Start of Task material
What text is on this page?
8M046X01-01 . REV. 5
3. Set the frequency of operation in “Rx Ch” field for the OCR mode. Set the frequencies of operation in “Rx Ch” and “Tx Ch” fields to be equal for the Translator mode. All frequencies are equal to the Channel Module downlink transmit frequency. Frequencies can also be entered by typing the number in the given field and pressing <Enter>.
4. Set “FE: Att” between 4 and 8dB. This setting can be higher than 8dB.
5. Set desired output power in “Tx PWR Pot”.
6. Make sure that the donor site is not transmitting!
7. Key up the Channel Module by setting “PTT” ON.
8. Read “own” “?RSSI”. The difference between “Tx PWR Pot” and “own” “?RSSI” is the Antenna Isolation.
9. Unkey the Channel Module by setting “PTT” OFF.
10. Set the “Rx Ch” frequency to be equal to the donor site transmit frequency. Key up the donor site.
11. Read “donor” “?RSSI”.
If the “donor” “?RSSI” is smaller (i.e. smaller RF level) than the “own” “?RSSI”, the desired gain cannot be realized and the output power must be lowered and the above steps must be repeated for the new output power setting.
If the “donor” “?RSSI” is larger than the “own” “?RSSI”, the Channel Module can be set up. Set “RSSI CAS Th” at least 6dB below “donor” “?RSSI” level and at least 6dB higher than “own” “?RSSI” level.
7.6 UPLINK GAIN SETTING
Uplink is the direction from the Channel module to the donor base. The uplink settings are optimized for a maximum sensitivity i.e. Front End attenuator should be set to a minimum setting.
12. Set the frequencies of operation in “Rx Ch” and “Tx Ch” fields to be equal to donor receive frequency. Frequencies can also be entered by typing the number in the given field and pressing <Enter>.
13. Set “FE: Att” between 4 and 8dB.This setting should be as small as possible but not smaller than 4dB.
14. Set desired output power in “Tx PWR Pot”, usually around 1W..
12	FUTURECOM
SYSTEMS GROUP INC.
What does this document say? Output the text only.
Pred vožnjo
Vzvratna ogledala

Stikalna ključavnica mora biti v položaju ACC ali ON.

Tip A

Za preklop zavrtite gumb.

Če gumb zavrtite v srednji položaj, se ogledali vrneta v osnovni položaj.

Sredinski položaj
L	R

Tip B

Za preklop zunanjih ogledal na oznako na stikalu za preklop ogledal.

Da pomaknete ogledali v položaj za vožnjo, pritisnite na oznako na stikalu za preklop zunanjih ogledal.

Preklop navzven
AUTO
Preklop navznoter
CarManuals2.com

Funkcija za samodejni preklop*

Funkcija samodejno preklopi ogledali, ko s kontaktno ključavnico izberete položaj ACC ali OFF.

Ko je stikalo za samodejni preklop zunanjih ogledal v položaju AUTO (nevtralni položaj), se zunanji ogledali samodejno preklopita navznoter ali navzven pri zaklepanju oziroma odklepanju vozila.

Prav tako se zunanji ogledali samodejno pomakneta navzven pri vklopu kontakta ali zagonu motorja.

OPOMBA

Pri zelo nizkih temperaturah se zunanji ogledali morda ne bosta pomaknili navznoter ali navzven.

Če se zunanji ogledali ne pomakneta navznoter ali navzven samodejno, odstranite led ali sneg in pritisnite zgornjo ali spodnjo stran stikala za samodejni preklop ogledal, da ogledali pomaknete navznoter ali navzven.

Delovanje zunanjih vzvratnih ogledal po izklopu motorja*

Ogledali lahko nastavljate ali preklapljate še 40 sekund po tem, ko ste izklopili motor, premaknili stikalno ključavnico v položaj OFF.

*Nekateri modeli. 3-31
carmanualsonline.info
End of Task material
# The task:
Every entry in the listing must be retyped exactly.

# Task result:
What text is on this page?
8M046X01-01 . REV. 5
3. Set the frequency of operation in “Rx Ch” field for the OCR mode. Set the frequencies of operation in “Rx Ch” and “Tx Ch” fields to be equal for the Translator mode. All frequencies are equal to the Channel Module downlink transmit frequency. Frequencies can also be entered by typing the number in the given field and pressing <Enter>.
4. Set “FE: Att” between 4 and 8dB. This setting can be higher than 8dB.
5. Set desired output power in “Tx PWR Pot”.
6. Make sure that the donor site is not transmitting!
7. Key up the Channel Module by setting “PTT” ON.
8. Read “own” “?RSSI”. The difference between “Tx PWR Pot” and “own” “?RSSI” is the Antenna Isolation.
9. Unkey the Channel Module by setting “PTT” OFF.
10. Set the “Rx Ch” frequency to be equal to the donor site transmit frequency. Key up the donor site.
11. Read “donor” “?RSSI”.
If the “donor” “?RSSI” is smaller (i.e. smaller RF level) than the “own” “?RSSI”, the desired gain cannot be realized and the output power must be lowered and the above steps must be repeated for the new output power setting.
If the “donor” “?RSSI” is larger than the “own” “?RSSI”, the Channel Module can be set up. Set “RSSI CAS Th” at least 6dB below “donor” “?RSSI” level and at least 6dB higher than “own” “?RSSI” level.
7.6 UPLINK GAIN SETTING
Uplink is the direction from the Channel module to the donor base. The uplink settings are optimized for a maximum sensitivity i.e. Front End attenuator should be set to a minimum setting.
12. Set the frequencies of operation in “Rx Ch” and “Tx Ch” fields to be equal to donor receive frequency. Frequencies can also be entered by typing the number in the given field and pressing <Enter>.
13. Set “FE: Att” between 4 and 8dB.This setting should be as small as possible but not smaller than 4dB.
14. Set desired output power in “Tx PWR Pot”, usually around 1W..
12	FUTURECOM
SYSTEMS GROUP INC.
What does this document say? Output the text only.
Pred vožnjo
Vzvratna ogledala

Stikalna ključavnica mora biti v položaju ACC ali ON.

Tip A

Za preklop zavrtite gumb.

Če gumb zavrtite v srednji položaj, se ogledali vrneta v osnovni položaj.

Sredinski položaj
L	R

Tip B

Za preklop zunanjih ogledal na oznako na stikalu za preklop ogledal.

Da pomaknete ogledali v položaj za vožnjo, pritisnite na oznako na stikalu za preklop zunanjih ogledal.

Preklop navzven
AUTO
Preklop navznoter
CarManuals2.com

Funkcija za samodejni preklop*

Funkcija samodejno preklopi ogledali, ko s kontaktno ključavnico izberete položaj ACC ali OFF.

Ko je stikalo za samodejni preklop zunanjih ogledal v položaju AUTO (nevtralni položaj), se zunanji ogledali samodejno preklopita navznoter ali navzven pri zaklepanju oziroma odklepanju vozila.

Prav tako se zunanji ogledali samodejno pomakneta navzven pri vklopu kontakta ali zagonu motorja.

OPOMBA

Pri zelo nizkih temperaturah se zunanji ogledali morda ne bosta pomaknili navznoter ali navzven.

Če se zunanji ogledali ne pomakneta navznoter ali navzven samodejno, odstranite led ali sneg in pritisnite zgornjo ali spodnjo stran stikala za samodejni preklop ogledal, da ogledali pomaknete navznoter ali navzven.

Delovanje zunanjih vzvratnih ogledal po izklopu motorja*

Ogledali lahko nastavljate ali preklapljate še 40 sekund po tem, ko ste izklopili motor, premaknili stikalno ključavnico v položaj OFF.

*Nekateri modeli. 3-31
carmanualsonline.info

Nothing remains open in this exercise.